(Stored data)
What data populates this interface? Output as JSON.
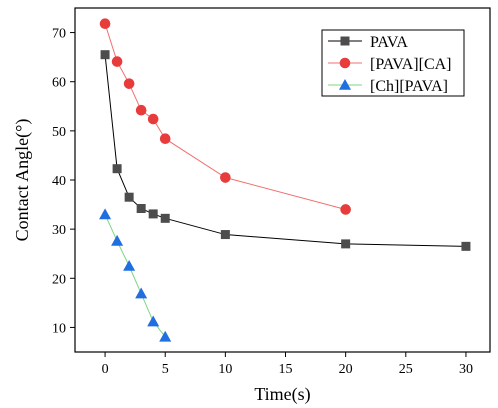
{
  "chart_data": {
    "type": "line",
    "xlabel": "Time(s)",
    "ylabel": "Contact Angle(°)",
    "xlim": [
      -2.5,
      32
    ],
    "ylim": [
      5,
      75
    ],
    "xticks": [
      0,
      5,
      10,
      15,
      20,
      25,
      30
    ],
    "yticks": [
      10,
      20,
      30,
      40,
      50,
      60,
      70
    ],
    "legend_position": "top-right",
    "series": [
      {
        "name": "PAVA",
        "marker": "square",
        "color": "#4d4d4d",
        "line_color": "#000000",
        "x": [
          0,
          1,
          2,
          3,
          4,
          5,
          10,
          20,
          30
        ],
        "y": [
          65.5,
          42.3,
          36.5,
          34.2,
          33.1,
          32.2,
          28.9,
          27.0,
          26.5
        ]
      },
      {
        "name": "[PAVA][CA]",
        "marker": "circle",
        "color": "#e83c3c",
        "line_color": "#f07070",
        "x": [
          0,
          1,
          2,
          3,
          4,
          5,
          10,
          20
        ],
        "y": [
          71.8,
          64.1,
          59.6,
          54.2,
          52.4,
          48.4,
          40.5,
          34.0
        ]
      },
      {
        "name": "[Ch][PAVA]",
        "marker": "triangle",
        "color": "#1f6fe0",
        "line_color": "#7fd47f",
        "x": [
          0,
          1,
          2,
          3,
          4,
          5
        ],
        "y": [
          33.0,
          27.6,
          22.5,
          16.9,
          11.2,
          8.1
        ]
      }
    ]
  }
}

### Task requirements
Restate the listing above word for word, and skip the pictures.

### Response to the task
What data populates this interface? Output as JSON.
{
  "chart_data": {
    "type": "line",
    "xlabel": "Time(s)",
    "ylabel": "Contact Angle(°)",
    "xlim": [
      -2.5,
      32
    ],
    "ylim": [
      5,
      75
    ],
    "xticks": [
      0,
      5,
      10,
      15,
      20,
      25,
      30
    ],
    "yticks": [
      10,
      20,
      30,
      40,
      50,
      60,
      70
    ],
    "legend_position": "top-right",
    "series": [
      {
        "name": "PAVA",
        "marker": "square",
        "color": "#4d4d4d",
        "line_color": "#000000",
        "x": [
          0,
          1,
          2,
          3,
          4,
          5,
          10,
          20,
          30
        ],
        "y": [
          65.5,
          42.3,
          36.5,
          34.2,
          33.1,
          32.2,
          28.9,
          27.0,
          26.5
        ]
      },
      {
        "name": "[PAVA][CA]",
        "marker": "circle",
        "color": "#e83c3c",
        "line_color": "#f07070",
        "x": [
          0,
          1,
          2,
          3,
          4,
          5,
          10,
          20
        ],
        "y": [
          71.8,
          64.1,
          59.6,
          54.2,
          52.4,
          48.4,
          40.5,
          34.0
        ]
      },
      {
        "name": "[Ch][PAVA]",
        "marker": "triangle",
        "color": "#1f6fe0",
        "line_color": "#7fd47f",
        "x": [
          0,
          1,
          2,
          3,
          4,
          5
        ],
        "y": [
          33.0,
          27.6,
          22.5,
          16.9,
          11.2,
          8.1
        ]
      }
    ]
  }
}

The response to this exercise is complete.